Copy every line of the records below where the word "Cosmic" occurs.

━━━━━━━━

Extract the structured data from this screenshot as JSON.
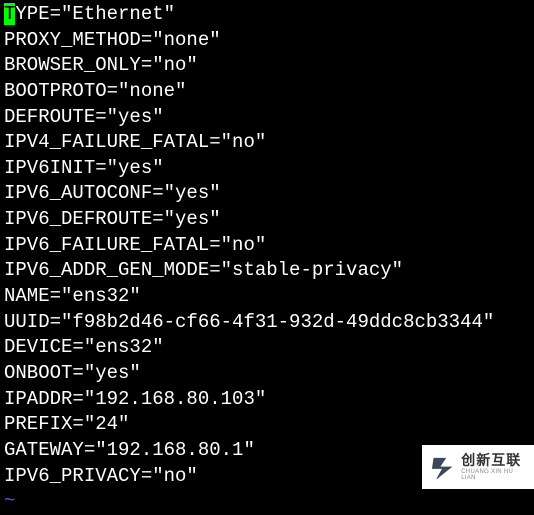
{
  "config": {
    "lines": [
      {
        "key": "TYPE",
        "value": "\"Ethernet\"",
        "first_char_cursor": true
      },
      {
        "key": "PROXY_METHOD",
        "value": "\"none\""
      },
      {
        "key": "BROWSER_ONLY",
        "value": "\"no\""
      },
      {
        "key": "BOOTPROTO",
        "value": "\"none\""
      },
      {
        "key": "DEFROUTE",
        "value": "\"yes\""
      },
      {
        "key": "IPV4_FAILURE_FATAL",
        "value": "\"no\""
      },
      {
        "key": "IPV6INIT",
        "value": "\"yes\""
      },
      {
        "key": "IPV6_AUTOCONF",
        "value": "\"yes\""
      },
      {
        "key": "IPV6_DEFROUTE",
        "value": "\"yes\""
      },
      {
        "key": "IPV6_FAILURE_FATAL",
        "value": "\"no\""
      },
      {
        "key": "IPV6_ADDR_GEN_MODE",
        "value": "\"stable-privacy\""
      },
      {
        "key": "NAME",
        "value": "\"ens32\""
      },
      {
        "key": "UUID",
        "value": "\"f98b2d46-cf66-4f31-932d-49ddc8cb3344\""
      },
      {
        "key": "DEVICE",
        "value": "\"ens32\""
      },
      {
        "key": "ONBOOT",
        "value": "\"yes\""
      },
      {
        "key": "IPADDR",
        "value": "\"192.168.80.103\""
      },
      {
        "key": "PREFIX",
        "value": "\"24\""
      },
      {
        "key": "GATEWAY",
        "value": "\"192.168.80.1\""
      },
      {
        "key": "IPV6_PRIVACY",
        "value": "\"no\""
      }
    ],
    "tilde": "~"
  },
  "watermark": {
    "cn": "创新互联",
    "en": "CHUANG XIN HU LIAN"
  }
}
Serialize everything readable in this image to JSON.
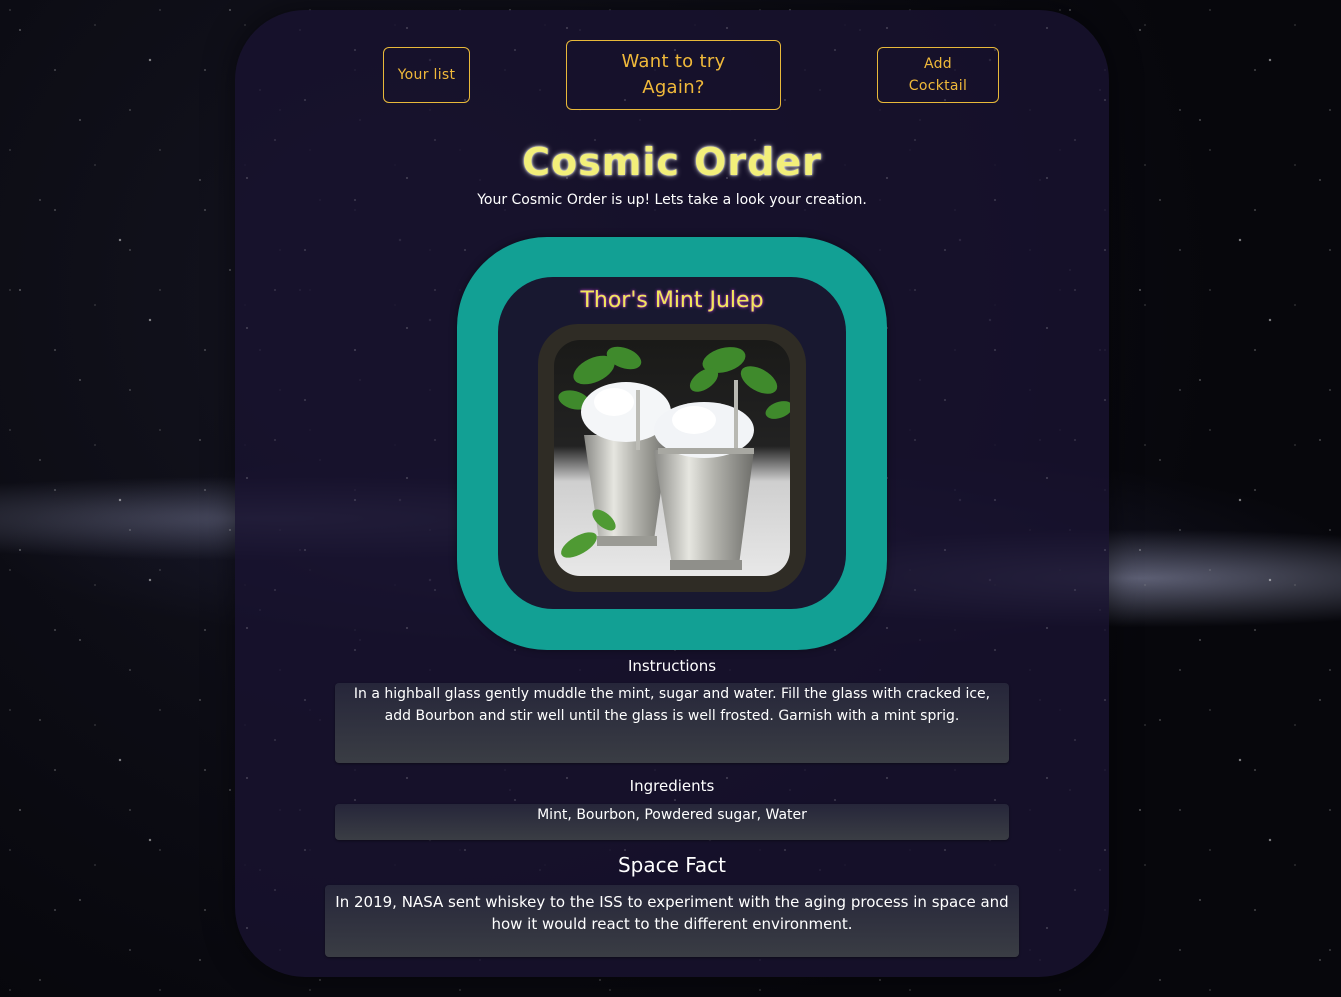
{
  "nav": {
    "list_label": "Your list",
    "again_label": "Want to try Again?",
    "add_label": "Add Cocktail"
  },
  "header": {
    "title": "Cosmic Order",
    "subtitle": "Your Cosmic Order is up! Lets take a look your creation."
  },
  "drink": {
    "name": "Thor's Mint Julep",
    "image_icon": "cocktail-photo"
  },
  "instructions": {
    "label": "Instructions",
    "text": "In a highball glass gently muddle the mint, sugar and water. Fill the glass with cracked ice, add Bourbon and stir well until the glass is well frosted. Garnish with a mint sprig."
  },
  "ingredients": {
    "label": "Ingredients",
    "text": "Mint, Bourbon, Powdered sugar, Water"
  },
  "space_fact": {
    "label": "Space Fact",
    "text": "In 2019, NASA sent whiskey to the ISS to experiment with the aging process in space and how it would react to the different environment."
  },
  "colors": {
    "accent": "#e8b93a",
    "ring": "#12a094",
    "title": "#f2ef7a"
  }
}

━━━━━━━━

Full solution:
    "title": "Cosmic Order",
    "subtitle": "Your Cosmic Order is up! Lets take a look your creation."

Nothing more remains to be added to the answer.